>> START DATA PROVIDED

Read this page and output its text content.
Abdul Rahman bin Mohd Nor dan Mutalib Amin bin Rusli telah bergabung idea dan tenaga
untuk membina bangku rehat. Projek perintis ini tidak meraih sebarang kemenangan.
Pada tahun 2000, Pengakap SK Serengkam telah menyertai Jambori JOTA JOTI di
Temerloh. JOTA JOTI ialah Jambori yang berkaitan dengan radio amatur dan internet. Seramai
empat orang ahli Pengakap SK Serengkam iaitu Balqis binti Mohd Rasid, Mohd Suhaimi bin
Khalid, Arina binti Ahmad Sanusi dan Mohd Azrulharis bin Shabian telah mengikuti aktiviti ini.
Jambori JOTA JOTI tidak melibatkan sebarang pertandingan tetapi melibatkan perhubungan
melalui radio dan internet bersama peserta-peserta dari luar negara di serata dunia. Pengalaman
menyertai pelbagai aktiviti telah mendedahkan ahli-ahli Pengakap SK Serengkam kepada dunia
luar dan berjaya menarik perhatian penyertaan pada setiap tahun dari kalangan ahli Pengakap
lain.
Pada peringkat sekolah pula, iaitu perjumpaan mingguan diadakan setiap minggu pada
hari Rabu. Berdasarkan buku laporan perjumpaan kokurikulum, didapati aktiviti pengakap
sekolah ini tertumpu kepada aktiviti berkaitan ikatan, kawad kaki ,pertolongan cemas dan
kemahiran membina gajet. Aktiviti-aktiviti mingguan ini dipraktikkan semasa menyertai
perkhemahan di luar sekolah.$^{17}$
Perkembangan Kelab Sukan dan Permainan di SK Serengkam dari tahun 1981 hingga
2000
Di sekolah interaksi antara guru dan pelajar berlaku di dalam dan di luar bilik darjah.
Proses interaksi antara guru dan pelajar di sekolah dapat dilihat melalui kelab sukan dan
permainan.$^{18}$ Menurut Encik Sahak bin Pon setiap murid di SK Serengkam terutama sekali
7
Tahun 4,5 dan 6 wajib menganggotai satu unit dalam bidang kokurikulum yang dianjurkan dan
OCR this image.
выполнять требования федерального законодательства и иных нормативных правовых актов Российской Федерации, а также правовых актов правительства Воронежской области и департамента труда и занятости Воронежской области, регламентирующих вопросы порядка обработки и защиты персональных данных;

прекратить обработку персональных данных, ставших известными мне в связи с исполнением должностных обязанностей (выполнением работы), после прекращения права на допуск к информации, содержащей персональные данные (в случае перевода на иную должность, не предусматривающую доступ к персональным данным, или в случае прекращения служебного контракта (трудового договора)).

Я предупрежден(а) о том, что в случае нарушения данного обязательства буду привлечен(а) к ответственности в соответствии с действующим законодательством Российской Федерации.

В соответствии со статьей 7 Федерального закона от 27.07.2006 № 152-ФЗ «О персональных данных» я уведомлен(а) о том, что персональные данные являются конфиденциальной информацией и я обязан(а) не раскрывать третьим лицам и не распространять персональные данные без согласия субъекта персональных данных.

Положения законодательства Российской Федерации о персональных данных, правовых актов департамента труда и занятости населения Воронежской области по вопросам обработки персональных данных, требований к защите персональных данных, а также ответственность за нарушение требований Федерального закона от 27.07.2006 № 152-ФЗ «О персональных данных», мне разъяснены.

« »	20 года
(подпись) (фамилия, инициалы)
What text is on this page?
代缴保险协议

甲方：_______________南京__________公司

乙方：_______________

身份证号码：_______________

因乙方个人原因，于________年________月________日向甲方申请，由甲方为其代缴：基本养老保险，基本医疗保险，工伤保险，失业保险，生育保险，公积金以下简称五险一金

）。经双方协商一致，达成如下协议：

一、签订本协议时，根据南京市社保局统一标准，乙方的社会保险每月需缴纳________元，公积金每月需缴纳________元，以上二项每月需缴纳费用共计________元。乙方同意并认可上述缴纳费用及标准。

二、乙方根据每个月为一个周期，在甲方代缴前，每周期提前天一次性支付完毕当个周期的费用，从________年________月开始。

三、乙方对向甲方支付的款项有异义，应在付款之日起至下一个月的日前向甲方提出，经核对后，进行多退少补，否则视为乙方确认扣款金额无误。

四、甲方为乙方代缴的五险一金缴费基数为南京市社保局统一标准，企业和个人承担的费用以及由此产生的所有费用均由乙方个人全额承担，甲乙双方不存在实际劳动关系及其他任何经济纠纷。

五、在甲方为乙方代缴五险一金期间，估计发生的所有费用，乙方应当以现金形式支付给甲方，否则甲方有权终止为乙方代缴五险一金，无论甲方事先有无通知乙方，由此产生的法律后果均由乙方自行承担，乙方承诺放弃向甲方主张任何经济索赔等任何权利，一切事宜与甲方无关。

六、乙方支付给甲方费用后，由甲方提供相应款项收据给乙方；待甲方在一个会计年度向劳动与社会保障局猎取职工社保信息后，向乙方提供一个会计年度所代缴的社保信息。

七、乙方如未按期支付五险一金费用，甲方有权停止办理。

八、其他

>> END DATA PROVIDED

WRITTEN INSTRUCTION: Quote all the records. Keep every word exact.

EXERCISE SOLUTION:
Read this page and output its text content.
Abdul Rahman bin Mohd Nor dan Mutalib Amin bin Rusli telah bergabung idea dan tenaga
untuk membina bangku rehat. Projek perintis ini tidak meraih sebarang kemenangan.
Pada tahun 2000, Pengakap SK Serengkam telah menyertai Jambori JOTA JOTI di
Temerloh. JOTA JOTI ialah Jambori yang berkaitan dengan radio amatur dan internet. Seramai
empat orang ahli Pengakap SK Serengkam iaitu Balqis binti Mohd Rasid, Mohd Suhaimi bin
Khalid, Arina binti Ahmad Sanusi dan Mohd Azrulharis bin Shabian telah mengikuti aktiviti ini.
Jambori JOTA JOTI tidak melibatkan sebarang pertandingan tetapi melibatkan perhubungan
melalui radio dan internet bersama peserta-peserta dari luar negara di serata dunia. Pengalaman
menyertai pelbagai aktiviti telah mendedahkan ahli-ahli Pengakap SK Serengkam kepada dunia
luar dan berjaya menarik perhatian penyertaan pada setiap tahun dari kalangan ahli Pengakap
lain.
Pada peringkat sekolah pula, iaitu perjumpaan mingguan diadakan setiap minggu pada
hari Rabu. Berdasarkan buku laporan perjumpaan kokurikulum, didapati aktiviti pengakap
sekolah ini tertumpu kepada aktiviti berkaitan ikatan, kawad kaki ,pertolongan cemas dan
kemahiran membina gajet. Aktiviti-aktiviti mingguan ini dipraktikkan semasa menyertai
perkhemahan di luar sekolah.$^{17}$
Perkembangan Kelab Sukan dan Permainan di SK Serengkam dari tahun 1981 hingga
2000
Di sekolah interaksi antara guru dan pelajar berlaku di dalam dan di luar bilik darjah.
Proses interaksi antara guru dan pelajar di sekolah dapat dilihat melalui kelab sukan dan
permainan.$^{18}$ Menurut Encik Sahak bin Pon setiap murid di SK Serengkam terutama sekali
7
Tahun 4,5 dan 6 wajib menganggotai satu unit dalam bidang kokurikulum yang dianjurkan dan
OCR this image.
выполнять требования федерального законодательства и иных нормативных правовых актов Российской Федерации, а также правовых актов правительства Воронежской области и департамента труда и занятости Воронежской области, регламентирующих вопросы порядка обработки и защиты персональных данных;

прекратить обработку персональных данных, ставших известными мне в связи с исполнением должностных обязанностей (выполнением работы), после прекращения права на допуск к информации, содержащей персональные данные (в случае перевода на иную должность, не предусматривающую доступ к персональным данным, или в случае прекращения служебного контракта (трудового договора)).

Я предупрежден(а) о том, что в случае нарушения данного обязательства буду привлечен(а) к ответственности в соответствии с действующим законодательством Российской Федерации.

В соответствии со статьей 7 Федерального закона от 27.07.2006 № 152-ФЗ «О персональных данных» я уведомлен(а) о том, что персональные данные являются конфиденциальной информацией и я обязан(а) не раскрывать третьим лицам и не распространять персональные данные без согласия субъекта персональных данных.

Положения законодательства Российской Федерации о персональных данных, правовых актов департамента труда и занятости населения Воронежской области по вопросам обработки персональных данных, требований к защите персональных данных, а также ответственность за нарушение требований Федерального закона от 27.07.2006 № 152-ФЗ «О персональных данных», мне разъяснены.

« »	20 года
(подпись) (фамилия, инициалы)
What text is on this page?
代缴保险协议

甲方：_______________南京__________公司

乙方：_______________

身份证号码：_______________

因乙方个人原因，于________年________月________日向甲方申请，由甲方为其代缴：基本养老保险，基本医疗保险，工伤保险，失业保险，生育保险，公积金以下简称五险一金

）。经双方协商一致，达成如下协议：

一、签订本协议时，根据南京市社保局统一标准，乙方的社会保险每月需缴纳________元，公积金每月需缴纳________元，以上二项每月需缴纳费用共计________元。乙方同意并认可上述缴纳费用及标准。

二、乙方根据每个月为一个周期，在甲方代缴前，每周期提前天一次性支付完毕当个周期的费用，从________年________月开始。

三、乙方对向甲方支付的款项有异义，应在付款之日起至下一个月的日前向甲方提出，经核对后，进行多退少补，否则视为乙方确认扣款金额无误。

四、甲方为乙方代缴的五险一金缴费基数为南京市社保局统一标准，企业和个人承担的费用以及由此产生的所有费用均由乙方个人全额承担，甲乙双方不存在实际劳动关系及其他任何经济纠纷。

五、在甲方为乙方代缴五险一金期间，估计发生的所有费用，乙方应当以现金形式支付给甲方，否则甲方有权终止为乙方代缴五险一金，无论甲方事先有无通知乙方，由此产生的法律后果均由乙方自行承担，乙方承诺放弃向甲方主张任何经济索赔等任何权利，一切事宜与甲方无关。

六、乙方支付给甲方费用后，由甲方提供相应款项收据给乙方；待甲方在一个会计年度向劳动与社会保障局猎取职工社保信息后，向乙方提供一个会计年度所代缴的社保信息。

七、乙方如未按期支付五险一金费用，甲方有权停止办理。

八、其他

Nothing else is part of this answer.